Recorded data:
++++++++++

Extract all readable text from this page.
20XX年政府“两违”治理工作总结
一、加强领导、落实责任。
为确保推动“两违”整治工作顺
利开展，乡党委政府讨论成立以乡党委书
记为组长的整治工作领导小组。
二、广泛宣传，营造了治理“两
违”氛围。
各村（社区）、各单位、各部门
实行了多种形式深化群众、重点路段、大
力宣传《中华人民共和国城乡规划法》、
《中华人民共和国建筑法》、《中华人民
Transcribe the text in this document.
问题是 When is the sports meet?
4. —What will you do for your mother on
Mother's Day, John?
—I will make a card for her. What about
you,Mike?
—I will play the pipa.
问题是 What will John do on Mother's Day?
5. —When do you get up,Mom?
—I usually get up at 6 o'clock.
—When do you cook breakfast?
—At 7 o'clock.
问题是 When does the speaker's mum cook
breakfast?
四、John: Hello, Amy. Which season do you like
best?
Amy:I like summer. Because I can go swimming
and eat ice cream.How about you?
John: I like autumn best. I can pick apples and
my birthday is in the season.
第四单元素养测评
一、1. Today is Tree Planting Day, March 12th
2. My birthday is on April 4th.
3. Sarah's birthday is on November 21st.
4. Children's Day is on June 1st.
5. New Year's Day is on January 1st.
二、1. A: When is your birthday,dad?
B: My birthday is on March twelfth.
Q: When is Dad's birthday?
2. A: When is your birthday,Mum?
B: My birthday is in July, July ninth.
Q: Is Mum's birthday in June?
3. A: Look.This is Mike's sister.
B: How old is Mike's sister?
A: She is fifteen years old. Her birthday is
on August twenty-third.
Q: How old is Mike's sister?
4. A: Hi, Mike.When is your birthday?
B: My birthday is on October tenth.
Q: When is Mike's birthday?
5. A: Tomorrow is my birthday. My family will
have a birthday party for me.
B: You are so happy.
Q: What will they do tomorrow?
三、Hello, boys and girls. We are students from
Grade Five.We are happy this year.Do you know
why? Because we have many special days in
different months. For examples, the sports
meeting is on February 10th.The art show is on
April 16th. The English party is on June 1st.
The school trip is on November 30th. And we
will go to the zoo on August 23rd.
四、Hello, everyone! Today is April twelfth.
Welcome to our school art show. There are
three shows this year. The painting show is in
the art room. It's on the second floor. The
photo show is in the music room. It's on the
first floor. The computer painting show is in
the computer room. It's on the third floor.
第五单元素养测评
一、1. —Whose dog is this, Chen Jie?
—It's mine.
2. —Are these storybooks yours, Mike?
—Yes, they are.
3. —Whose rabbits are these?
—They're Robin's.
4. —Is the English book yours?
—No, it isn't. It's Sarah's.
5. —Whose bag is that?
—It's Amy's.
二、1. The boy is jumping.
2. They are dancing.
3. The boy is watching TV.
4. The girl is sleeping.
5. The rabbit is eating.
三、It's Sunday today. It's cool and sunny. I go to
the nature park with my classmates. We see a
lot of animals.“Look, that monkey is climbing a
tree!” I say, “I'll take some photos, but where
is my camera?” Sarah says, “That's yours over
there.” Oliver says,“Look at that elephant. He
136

++++++++++

### [Task brief]
Reproduce all of the material above word for word.

### [Answer]
Extract all readable text from this page.
20XX年政府“两违”治理工作总结
一、加强领导、落实责任。
为确保推动“两违”整治工作顺
利开展，乡党委政府讨论成立以乡党委书
记为组长的整治工作领导小组。
二、广泛宣传，营造了治理“两
违”氛围。
各村（社区）、各单位、各部门
实行了多种形式深化群众、重点路段、大
力宣传《中华人民共和国城乡规划法》、
《中华人民共和国建筑法》、《中华人民
Transcribe the text in this document.
问题是 When is the sports meet?
4. —What will you do for your mother on
Mother's Day, John?
—I will make a card for her. What about
you,Mike?
—I will play the pipa.
问题是 What will John do on Mother's Day?
5. —When do you get up,Mom?
—I usually get up at 6 o'clock.
—When do you cook breakfast?
—At 7 o'clock.
问题是 When does the speaker's mum cook
breakfast?
四、John: Hello, Amy. Which season do you like
best?
Amy:I like summer. Because I can go swimming
and eat ice cream.How about you?
John: I like autumn best. I can pick apples and
my birthday is in the season.
第四单元素养测评
一、1. Today is Tree Planting Day, March 12th
2. My birthday is on April 4th.
3. Sarah's birthday is on November 21st.
4. Children's Day is on June 1st.
5. New Year's Day is on January 1st.
二、1. A: When is your birthday,dad?
B: My birthday is on March twelfth.
Q: When is Dad's birthday?
2. A: When is your birthday,Mum?
B: My birthday is in July, July ninth.
Q: Is Mum's birthday in June?
3. A: Look.This is Mike's sister.
B: How old is Mike's sister?
A: She is fifteen years old. Her birthday is
on August twenty-third.
Q: How old is Mike's sister?
4. A: Hi, Mike.When is your birthday?
B: My birthday is on October tenth.
Q: When is Mike's birthday?
5. A: Tomorrow is my birthday. My family will
have a birthday party for me.
B: You are so happy.
Q: What will they do tomorrow?
三、Hello, boys and girls. We are students from
Grade Five.We are happy this year.Do you know
why? Because we have many special days in
different months. For examples, the sports
meeting is on February 10th.The art show is on
April 16th. The English party is on June 1st.
The school trip is on November 30th. And we
will go to the zoo on August 23rd.
四、Hello, everyone! Today is April twelfth.
Welcome to our school art show. There are
three shows this year. The painting show is in
the art room. It's on the second floor. The
photo show is in the music room. It's on the
first floor. The computer painting show is in
the computer room. It's on the third floor.
第五单元素养测评
一、1. —Whose dog is this, Chen Jie?
—It's mine.
2. —Are these storybooks yours, Mike?
—Yes, they are.
3. —Whose rabbits are these?
—They're Robin's.
4. —Is the English book yours?
—No, it isn't. It's Sarah's.
5. —Whose bag is that?
—It's Amy's.
二、1. The boy is jumping.
2. They are dancing.
3. The boy is watching TV.
4. The girl is sleeping.
5. The rabbit is eating.
三、It's Sunday today. It's cool and sunny. I go to
the nature park with my classmates. We see a
lot of animals.“Look, that monkey is climbing a
tree!” I say, “I'll take some photos, but where
is my camera?” Sarah says, “That's yours over
there.” Oliver says,“Look at that elephant. He
136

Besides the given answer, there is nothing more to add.